Data excerpts:
◇ ◇ ◇

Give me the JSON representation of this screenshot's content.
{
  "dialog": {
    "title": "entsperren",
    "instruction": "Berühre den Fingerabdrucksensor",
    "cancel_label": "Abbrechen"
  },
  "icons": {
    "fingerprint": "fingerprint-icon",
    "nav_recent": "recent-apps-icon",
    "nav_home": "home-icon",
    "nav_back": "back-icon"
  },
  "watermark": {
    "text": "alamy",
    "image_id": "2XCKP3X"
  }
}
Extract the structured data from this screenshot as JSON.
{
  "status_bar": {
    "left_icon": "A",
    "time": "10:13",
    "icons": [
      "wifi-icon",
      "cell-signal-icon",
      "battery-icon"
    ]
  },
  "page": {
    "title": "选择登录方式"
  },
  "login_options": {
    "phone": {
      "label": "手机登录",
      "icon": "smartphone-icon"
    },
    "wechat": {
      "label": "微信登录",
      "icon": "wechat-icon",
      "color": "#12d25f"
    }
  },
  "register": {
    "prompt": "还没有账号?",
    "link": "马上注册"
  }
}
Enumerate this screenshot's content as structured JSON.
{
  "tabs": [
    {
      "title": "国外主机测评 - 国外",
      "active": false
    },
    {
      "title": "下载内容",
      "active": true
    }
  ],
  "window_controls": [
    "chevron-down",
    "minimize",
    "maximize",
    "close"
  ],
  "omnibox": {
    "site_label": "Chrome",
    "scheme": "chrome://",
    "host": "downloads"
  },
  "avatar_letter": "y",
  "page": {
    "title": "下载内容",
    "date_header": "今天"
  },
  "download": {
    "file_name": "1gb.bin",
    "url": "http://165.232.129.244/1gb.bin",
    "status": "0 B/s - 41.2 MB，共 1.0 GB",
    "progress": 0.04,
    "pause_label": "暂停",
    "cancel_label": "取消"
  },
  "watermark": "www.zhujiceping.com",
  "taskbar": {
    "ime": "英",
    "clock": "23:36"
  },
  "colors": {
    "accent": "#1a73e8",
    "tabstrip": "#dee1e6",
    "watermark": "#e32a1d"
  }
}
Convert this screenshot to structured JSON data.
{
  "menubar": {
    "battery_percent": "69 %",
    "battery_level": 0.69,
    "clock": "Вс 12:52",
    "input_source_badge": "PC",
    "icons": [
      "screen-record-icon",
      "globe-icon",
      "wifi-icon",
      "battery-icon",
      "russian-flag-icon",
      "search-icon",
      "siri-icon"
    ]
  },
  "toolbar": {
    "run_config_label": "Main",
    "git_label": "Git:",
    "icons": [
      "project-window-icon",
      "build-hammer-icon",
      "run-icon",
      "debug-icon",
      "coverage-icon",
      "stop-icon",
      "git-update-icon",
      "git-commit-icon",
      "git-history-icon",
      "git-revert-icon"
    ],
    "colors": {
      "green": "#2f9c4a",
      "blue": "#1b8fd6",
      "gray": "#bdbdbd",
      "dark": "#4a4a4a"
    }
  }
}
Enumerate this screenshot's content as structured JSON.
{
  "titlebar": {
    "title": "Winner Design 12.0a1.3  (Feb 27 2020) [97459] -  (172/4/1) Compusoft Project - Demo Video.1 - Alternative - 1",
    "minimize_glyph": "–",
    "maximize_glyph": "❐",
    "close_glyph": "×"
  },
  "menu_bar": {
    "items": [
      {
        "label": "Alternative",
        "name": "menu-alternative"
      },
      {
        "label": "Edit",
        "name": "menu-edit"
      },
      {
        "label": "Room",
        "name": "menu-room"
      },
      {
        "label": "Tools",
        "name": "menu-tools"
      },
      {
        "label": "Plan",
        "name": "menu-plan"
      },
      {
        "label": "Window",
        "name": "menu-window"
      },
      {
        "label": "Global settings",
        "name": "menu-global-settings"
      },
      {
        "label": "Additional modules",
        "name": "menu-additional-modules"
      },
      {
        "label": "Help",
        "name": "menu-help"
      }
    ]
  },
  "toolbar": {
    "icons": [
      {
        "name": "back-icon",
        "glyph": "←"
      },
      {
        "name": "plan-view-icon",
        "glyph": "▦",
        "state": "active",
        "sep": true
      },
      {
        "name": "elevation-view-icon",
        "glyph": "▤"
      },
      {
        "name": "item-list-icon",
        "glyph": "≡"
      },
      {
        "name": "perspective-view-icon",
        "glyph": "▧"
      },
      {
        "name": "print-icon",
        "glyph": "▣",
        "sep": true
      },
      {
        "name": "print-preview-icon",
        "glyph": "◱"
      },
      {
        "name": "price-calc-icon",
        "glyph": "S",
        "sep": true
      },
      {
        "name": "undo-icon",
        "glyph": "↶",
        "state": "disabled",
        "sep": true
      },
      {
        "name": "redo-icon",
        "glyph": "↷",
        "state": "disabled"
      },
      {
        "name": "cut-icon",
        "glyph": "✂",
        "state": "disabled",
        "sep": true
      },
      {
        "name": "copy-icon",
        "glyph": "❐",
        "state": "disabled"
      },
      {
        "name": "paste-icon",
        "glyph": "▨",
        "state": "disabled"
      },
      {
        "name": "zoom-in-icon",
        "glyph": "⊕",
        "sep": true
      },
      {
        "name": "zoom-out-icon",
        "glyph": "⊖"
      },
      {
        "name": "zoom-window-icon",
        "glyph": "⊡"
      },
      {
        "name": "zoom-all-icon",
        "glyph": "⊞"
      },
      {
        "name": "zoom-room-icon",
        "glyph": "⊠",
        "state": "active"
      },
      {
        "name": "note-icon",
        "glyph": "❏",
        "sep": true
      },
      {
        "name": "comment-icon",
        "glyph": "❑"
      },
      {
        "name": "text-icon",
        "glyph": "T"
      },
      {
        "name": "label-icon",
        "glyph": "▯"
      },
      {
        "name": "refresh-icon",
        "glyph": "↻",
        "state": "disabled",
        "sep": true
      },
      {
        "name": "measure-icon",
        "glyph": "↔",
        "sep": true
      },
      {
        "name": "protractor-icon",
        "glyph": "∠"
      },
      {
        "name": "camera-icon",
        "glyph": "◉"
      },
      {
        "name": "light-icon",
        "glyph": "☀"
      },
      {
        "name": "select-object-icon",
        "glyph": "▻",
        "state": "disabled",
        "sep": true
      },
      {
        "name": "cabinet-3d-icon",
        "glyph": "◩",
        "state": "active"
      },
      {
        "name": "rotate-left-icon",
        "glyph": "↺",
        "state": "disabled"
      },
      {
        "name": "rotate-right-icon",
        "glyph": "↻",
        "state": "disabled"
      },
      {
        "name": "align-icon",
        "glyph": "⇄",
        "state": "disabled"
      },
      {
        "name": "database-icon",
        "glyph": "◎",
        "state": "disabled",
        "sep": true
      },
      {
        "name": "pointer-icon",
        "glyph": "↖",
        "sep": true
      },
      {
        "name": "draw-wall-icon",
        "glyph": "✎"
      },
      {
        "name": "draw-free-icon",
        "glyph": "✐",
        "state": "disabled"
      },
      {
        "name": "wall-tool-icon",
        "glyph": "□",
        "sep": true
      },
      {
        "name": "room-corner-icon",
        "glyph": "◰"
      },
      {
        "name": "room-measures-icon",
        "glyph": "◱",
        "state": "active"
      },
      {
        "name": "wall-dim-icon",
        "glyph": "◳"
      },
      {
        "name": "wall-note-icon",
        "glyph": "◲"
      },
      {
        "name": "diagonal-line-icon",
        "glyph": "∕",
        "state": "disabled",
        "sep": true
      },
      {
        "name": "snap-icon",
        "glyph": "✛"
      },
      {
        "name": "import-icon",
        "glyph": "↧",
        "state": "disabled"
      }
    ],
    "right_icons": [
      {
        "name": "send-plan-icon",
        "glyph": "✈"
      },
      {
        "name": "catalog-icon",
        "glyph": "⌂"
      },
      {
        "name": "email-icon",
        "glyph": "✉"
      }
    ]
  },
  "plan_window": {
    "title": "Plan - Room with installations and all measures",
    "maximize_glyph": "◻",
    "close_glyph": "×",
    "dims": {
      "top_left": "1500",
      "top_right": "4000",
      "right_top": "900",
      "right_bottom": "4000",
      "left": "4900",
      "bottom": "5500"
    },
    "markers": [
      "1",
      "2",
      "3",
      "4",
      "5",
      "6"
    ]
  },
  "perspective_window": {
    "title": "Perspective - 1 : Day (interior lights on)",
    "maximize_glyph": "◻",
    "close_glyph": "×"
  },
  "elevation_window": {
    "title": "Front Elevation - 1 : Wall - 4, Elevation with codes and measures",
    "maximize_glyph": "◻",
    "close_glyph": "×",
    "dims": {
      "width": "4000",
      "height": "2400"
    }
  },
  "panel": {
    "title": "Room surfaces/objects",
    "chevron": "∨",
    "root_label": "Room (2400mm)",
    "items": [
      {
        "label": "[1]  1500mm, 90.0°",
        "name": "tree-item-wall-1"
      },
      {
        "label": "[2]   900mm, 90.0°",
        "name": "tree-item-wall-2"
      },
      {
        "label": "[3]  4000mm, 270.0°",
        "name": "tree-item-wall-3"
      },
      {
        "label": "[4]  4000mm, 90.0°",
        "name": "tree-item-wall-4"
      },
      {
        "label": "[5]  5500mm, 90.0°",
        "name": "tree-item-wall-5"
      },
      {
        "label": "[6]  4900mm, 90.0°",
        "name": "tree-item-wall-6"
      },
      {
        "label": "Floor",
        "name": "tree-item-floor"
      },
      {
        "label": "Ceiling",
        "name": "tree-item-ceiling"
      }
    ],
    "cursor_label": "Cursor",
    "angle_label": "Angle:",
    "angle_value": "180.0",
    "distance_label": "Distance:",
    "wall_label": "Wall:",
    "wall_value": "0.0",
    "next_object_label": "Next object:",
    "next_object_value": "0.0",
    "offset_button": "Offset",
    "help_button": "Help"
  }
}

◇ ◇ ◇

• Written request: Copy each line of the listing that holds the word "settings".

• Task answer:
        "label": "Global settings",
        "name": "menu-global-settings"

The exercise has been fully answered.